→ WHAT IS NEEDED
Locate the string "article" in the listing below. Copy every line where it is found.

|---|

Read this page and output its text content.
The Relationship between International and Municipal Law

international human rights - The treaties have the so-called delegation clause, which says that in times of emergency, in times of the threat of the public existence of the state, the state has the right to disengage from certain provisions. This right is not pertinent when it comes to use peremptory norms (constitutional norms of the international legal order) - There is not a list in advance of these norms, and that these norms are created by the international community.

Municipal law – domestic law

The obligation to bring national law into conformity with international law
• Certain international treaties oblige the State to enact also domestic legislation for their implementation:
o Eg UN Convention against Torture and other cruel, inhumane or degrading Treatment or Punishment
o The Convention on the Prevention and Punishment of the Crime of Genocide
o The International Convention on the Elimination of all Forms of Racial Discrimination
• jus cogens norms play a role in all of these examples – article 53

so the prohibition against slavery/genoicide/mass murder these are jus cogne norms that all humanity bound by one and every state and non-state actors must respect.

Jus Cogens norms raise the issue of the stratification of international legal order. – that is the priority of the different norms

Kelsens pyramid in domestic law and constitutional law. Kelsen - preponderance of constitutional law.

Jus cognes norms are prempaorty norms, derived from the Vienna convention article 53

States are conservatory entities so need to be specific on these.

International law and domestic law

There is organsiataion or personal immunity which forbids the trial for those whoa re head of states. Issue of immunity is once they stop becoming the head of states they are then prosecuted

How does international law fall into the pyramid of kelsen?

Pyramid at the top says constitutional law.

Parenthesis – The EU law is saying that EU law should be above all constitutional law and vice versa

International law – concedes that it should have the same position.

|---|

→ SOLUTION TO THE EXERCISE
• jus cogens norms play a role in all of these examples – article 53
Jus cognes norms are prempaorty norms, derived from the Vienna convention article 53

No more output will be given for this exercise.